▸ **Task input**
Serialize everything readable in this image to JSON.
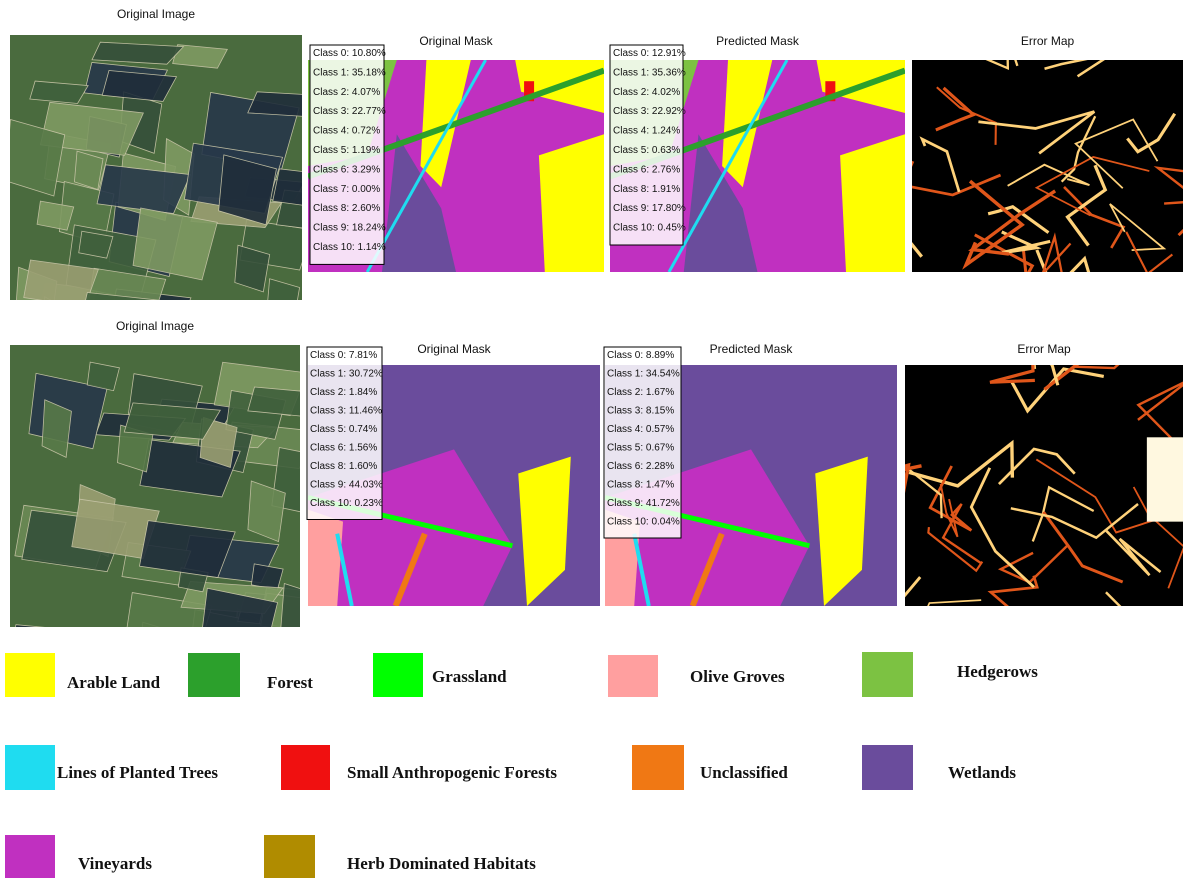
{
  "rows": [
    {
      "panels": [
        {
          "title": "Original Image"
        },
        {
          "title": "Original Mask",
          "stats": [
            "Class 0: 10.80%",
            "Class 1: 35.18%",
            "Class 2: 4.07%",
            "Class 3: 22.77%",
            "Class 4: 0.72%",
            "Class 5: 1.19%",
            "Class 6: 3.29%",
            "Class 7: 0.00%",
            "Class 8: 2.60%",
            "Class 9: 18.24%",
            "Class 10: 1.14%"
          ]
        },
        {
          "title": "Predicted Mask",
          "stats": [
            "Class 0: 12.91%",
            "Class 1: 35.36%",
            "Class 2: 4.02%",
            "Class 3: 22.92%",
            "Class 4: 1.24%",
            "Class 5: 0.63%",
            "Class 6: 2.76%",
            "Class 8: 1.91%",
            "Class 9: 17.80%",
            "Class 10: 0.45%"
          ]
        },
        {
          "title": "Error Map"
        }
      ]
    },
    {
      "panels": [
        {
          "title": "Original Image"
        },
        {
          "title": "Original Mask",
          "stats": [
            "Class 0: 7.81%",
            "Class 1: 30.72%",
            "Class 2: 1.84%",
            "Class 3: 11.46%",
            "Class 5: 0.74%",
            "Class 6: 1.56%",
            "Class 8: 1.60%",
            "Class 9: 44.03%",
            "Class 10: 0.23%"
          ]
        },
        {
          "title": "Predicted Mask",
          "stats": [
            "Class 0: 8.89%",
            "Class 1: 34.54%",
            "Class 2: 1.67%",
            "Class 3: 8.15%",
            "Class 4: 0.57%",
            "Class 5: 0.67%",
            "Class 6: 2.28%",
            "Class 8: 1.47%",
            "Class 9: 41.72%",
            "Class 10: 0.04%"
          ]
        },
        {
          "title": "Error Map"
        }
      ]
    }
  ],
  "legend": [
    {
      "label": "Arable Land",
      "color": "#ffff00"
    },
    {
      "label": "Forest",
      "color": "#2ca02c"
    },
    {
      "label": "Grassland",
      "color": "#00ff00"
    },
    {
      "label": "Olive Groves",
      "color": "#ff9f9f"
    },
    {
      "label": "Hedgerows",
      "color": "#7cc242"
    },
    {
      "label": "Lines of Planted Trees",
      "color": "#1fdcf0"
    },
    {
      "label": "Small Anthropogenic Forests",
      "color": "#f01010"
    },
    {
      "label": "Unclassified",
      "color": "#f07814"
    },
    {
      "label": "Wetlands",
      "color": "#6a4c9c"
    },
    {
      "label": "Vineyards",
      "color": "#c030c0"
    },
    {
      "label": "Herb Dominated Habitats",
      "color": "#b08c00"
    }
  ]
}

▸ **Given request**
Count the lines that include the word "label" and state the result as a bare number.

▸ **Expected output**
11